### PROBLEM TO SOLVE
Collect every line below that contains the word "price".

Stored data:
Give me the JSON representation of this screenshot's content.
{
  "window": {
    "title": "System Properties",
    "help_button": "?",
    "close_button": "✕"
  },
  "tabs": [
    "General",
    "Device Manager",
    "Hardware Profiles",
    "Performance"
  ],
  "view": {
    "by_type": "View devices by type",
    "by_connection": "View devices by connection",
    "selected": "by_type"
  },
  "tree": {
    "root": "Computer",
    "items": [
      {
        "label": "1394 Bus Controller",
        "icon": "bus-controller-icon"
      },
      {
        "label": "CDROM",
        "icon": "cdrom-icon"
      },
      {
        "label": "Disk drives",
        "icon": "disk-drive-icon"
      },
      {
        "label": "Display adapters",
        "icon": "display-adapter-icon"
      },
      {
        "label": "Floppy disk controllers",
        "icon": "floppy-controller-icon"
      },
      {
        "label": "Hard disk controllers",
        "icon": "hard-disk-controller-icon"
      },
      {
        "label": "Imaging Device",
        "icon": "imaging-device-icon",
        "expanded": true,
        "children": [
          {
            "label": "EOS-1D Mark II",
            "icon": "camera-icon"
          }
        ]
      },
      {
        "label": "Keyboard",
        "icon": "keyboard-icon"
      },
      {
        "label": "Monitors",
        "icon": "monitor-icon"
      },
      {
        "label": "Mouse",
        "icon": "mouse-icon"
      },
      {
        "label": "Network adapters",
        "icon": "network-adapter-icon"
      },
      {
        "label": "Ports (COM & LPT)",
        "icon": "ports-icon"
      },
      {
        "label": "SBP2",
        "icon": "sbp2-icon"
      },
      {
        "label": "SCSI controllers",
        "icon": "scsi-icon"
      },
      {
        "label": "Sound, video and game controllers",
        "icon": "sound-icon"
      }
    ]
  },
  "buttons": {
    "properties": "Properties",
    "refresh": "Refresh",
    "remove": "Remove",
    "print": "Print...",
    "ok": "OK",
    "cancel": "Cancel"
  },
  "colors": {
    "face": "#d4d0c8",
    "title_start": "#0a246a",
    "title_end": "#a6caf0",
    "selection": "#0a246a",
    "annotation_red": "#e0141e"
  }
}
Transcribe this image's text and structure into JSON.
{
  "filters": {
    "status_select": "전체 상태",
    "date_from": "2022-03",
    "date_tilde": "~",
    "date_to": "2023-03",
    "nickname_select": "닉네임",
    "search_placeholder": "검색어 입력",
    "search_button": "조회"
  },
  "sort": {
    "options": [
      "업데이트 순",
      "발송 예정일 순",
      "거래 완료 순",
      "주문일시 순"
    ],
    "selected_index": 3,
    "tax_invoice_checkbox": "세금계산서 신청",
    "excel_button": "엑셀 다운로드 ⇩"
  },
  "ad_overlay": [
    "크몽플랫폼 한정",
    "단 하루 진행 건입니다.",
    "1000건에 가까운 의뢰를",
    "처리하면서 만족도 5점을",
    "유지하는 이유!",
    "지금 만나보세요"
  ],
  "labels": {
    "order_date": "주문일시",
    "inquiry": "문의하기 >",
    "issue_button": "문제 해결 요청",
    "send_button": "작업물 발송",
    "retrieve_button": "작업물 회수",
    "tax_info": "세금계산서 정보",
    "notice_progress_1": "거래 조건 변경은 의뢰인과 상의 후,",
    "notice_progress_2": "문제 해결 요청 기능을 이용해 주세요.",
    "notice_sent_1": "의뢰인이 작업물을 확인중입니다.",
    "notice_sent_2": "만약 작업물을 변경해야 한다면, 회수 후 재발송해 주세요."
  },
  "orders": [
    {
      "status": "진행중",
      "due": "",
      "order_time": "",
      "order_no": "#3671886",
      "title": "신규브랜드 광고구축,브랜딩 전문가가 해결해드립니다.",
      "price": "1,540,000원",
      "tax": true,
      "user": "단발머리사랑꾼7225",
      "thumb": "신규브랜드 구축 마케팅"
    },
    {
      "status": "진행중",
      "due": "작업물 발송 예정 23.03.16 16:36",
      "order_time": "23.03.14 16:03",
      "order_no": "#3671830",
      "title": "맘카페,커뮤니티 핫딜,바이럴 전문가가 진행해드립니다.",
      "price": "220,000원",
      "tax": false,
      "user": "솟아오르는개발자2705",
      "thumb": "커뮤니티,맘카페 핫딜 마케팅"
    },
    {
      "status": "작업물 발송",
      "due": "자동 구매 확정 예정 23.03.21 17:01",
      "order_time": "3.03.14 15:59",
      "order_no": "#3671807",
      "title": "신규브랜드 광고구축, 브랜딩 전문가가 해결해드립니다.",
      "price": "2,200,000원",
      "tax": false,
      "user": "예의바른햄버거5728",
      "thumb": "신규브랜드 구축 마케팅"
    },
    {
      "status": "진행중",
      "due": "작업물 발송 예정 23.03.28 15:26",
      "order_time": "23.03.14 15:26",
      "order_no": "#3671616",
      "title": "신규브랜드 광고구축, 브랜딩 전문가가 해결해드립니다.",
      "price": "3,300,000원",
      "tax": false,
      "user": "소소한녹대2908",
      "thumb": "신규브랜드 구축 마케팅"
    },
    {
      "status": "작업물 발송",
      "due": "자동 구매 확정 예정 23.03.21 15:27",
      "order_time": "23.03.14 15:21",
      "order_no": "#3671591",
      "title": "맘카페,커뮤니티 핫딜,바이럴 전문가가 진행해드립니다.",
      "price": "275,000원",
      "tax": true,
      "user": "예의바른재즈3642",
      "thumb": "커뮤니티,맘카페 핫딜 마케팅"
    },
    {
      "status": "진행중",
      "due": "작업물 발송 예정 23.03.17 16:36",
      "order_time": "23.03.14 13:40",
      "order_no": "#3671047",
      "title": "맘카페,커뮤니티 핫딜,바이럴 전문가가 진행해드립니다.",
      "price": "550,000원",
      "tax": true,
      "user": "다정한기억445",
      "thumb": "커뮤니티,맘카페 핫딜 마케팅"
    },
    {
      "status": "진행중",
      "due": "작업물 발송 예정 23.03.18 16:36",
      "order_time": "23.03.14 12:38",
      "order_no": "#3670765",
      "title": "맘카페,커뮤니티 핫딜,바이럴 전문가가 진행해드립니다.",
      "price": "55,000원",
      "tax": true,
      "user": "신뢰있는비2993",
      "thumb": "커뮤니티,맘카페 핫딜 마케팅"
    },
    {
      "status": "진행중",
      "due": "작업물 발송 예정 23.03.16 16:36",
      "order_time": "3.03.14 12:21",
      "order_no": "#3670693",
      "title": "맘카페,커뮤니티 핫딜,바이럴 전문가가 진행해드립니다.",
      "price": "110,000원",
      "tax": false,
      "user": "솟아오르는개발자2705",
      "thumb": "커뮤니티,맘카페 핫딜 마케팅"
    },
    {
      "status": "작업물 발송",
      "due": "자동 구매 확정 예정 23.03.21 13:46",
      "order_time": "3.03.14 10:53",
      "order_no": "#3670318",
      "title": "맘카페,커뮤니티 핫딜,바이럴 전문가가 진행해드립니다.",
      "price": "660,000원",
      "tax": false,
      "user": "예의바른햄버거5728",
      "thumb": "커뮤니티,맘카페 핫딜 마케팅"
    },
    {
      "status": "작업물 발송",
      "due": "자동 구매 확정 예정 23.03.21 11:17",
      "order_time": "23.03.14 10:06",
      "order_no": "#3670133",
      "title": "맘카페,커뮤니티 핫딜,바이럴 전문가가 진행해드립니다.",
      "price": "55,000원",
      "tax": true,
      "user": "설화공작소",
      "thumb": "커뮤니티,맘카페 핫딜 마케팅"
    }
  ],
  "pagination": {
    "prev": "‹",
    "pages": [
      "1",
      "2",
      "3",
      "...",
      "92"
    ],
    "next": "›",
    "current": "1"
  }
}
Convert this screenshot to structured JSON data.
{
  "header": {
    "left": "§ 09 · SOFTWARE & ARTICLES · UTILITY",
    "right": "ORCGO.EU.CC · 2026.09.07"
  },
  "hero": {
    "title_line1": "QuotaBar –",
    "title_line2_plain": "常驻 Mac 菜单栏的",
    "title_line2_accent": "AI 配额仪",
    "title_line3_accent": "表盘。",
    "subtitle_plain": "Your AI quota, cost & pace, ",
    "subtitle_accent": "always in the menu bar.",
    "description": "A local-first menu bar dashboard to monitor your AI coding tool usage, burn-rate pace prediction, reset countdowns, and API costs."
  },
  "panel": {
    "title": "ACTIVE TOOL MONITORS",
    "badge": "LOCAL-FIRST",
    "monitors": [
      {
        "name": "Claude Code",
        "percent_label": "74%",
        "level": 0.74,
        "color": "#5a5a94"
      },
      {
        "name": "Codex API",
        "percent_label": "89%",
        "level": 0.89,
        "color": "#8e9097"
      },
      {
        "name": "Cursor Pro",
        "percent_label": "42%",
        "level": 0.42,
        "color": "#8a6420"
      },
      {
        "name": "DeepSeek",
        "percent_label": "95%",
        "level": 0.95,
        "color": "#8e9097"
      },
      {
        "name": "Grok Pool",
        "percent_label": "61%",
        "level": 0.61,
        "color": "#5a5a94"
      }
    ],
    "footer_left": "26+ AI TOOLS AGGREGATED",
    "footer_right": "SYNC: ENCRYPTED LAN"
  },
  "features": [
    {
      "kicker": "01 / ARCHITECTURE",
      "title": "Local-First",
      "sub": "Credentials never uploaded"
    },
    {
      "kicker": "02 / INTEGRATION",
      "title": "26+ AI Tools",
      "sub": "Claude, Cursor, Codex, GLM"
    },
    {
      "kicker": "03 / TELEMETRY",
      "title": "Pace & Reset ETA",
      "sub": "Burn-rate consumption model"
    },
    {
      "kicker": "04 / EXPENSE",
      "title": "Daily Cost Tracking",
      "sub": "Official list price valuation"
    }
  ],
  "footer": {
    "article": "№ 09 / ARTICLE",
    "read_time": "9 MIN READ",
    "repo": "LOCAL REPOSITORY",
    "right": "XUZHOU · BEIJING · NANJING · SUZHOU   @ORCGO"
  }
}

### PROBLEM SOLUTION
      "price": "1,540,000원",
      "price": "220,000원",
      "price": "2,200,000원",
      "price": "3,300,000원",
      "price": "275,000원",
      "price": "550,000원",
      "price": "55,000원",
      "price": "110,000원",
      "price": "660,000원",
      "price": "55,000원",
      "sub": "Official list price valuation"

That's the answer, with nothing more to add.